Entries from a collection
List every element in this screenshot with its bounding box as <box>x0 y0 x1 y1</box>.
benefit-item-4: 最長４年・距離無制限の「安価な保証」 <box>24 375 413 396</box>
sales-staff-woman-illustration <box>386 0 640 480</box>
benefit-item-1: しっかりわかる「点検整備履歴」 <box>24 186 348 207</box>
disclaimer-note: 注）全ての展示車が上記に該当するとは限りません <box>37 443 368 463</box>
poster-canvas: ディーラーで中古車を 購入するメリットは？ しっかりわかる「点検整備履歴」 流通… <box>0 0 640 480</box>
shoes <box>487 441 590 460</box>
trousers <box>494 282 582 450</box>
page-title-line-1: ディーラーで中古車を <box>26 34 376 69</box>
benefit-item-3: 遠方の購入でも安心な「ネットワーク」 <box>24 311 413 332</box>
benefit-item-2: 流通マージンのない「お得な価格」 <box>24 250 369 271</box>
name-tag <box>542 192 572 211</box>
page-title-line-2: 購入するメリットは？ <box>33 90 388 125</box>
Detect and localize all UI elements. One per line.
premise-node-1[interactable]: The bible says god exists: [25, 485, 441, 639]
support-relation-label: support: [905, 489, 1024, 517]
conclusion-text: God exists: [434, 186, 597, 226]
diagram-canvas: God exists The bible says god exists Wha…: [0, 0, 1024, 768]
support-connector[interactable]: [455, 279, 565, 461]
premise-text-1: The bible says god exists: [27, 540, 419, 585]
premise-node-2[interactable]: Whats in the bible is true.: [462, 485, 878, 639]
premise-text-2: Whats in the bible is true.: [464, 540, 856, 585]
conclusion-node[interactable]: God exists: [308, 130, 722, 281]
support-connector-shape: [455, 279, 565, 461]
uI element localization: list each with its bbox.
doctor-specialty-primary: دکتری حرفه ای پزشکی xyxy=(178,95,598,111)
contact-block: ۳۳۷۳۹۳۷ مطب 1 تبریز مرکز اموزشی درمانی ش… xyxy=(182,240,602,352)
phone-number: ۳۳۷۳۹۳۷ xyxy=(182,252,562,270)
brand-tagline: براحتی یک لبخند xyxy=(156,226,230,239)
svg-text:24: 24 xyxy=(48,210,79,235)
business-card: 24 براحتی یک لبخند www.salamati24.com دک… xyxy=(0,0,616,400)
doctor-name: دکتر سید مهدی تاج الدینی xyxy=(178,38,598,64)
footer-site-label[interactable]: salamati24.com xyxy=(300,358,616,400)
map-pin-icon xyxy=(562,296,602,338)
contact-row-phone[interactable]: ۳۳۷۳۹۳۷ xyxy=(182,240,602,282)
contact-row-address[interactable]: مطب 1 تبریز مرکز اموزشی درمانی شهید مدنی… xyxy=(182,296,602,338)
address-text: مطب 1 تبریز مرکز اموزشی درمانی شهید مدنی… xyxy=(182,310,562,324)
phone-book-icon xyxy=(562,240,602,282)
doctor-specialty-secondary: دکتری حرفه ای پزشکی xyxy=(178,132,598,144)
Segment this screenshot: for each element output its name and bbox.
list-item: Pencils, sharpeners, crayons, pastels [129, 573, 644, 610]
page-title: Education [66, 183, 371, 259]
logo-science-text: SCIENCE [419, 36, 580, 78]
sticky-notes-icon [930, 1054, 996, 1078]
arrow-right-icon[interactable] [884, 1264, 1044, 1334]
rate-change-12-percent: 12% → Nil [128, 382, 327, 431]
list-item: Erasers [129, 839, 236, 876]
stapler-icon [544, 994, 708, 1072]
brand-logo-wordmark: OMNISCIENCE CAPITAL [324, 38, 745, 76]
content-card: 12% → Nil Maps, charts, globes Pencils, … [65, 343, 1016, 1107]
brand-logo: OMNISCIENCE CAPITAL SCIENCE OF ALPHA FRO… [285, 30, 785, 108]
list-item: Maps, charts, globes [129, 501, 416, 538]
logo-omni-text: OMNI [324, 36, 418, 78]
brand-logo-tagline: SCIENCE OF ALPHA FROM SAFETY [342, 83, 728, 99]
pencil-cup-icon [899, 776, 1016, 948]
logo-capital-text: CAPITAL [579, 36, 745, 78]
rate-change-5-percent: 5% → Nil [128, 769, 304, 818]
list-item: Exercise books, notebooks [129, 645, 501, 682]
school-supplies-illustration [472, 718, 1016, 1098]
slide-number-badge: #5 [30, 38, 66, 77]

# Task description
Rewrite the lines from the first one through the line with "Detect and localize", changing "benefit-item" to "advantage-item" and leaving everything else the same.

# Task solution
List every element in this screenshot with its bounding box as <box>x0 y0 x1 y1</box>.
advantage-item-4: 最長４年・距離無制限の「安価な保証」 <box>24 375 413 396</box>
sales-staff-woman-illustration <box>386 0 640 480</box>
advantage-item-1: しっかりわかる「点検整備履歴」 <box>24 186 348 207</box>
disclaimer-note: 注）全ての展示車が上記に該当するとは限りません <box>37 443 368 463</box>
poster-canvas: ディーラーで中古車を 購入するメリットは？ しっかりわかる「点検整備履歴」 流通… <box>0 0 640 480</box>
shoes <box>487 441 590 460</box>
trousers <box>494 282 582 450</box>
page-title-line-1: ディーラーで中古車を <box>26 34 376 69</box>
advantage-item-3: 遠方の購入でも安心な「ネットワーク」 <box>24 311 413 332</box>
advantage-item-2: 流通マージンのない「お得な価格」 <box>24 250 369 271</box>
name-tag <box>542 192 572 211</box>
page-title-line-2: 購入するメリットは？ <box>33 90 388 125</box>
Detect and localize all UI elements. One per line.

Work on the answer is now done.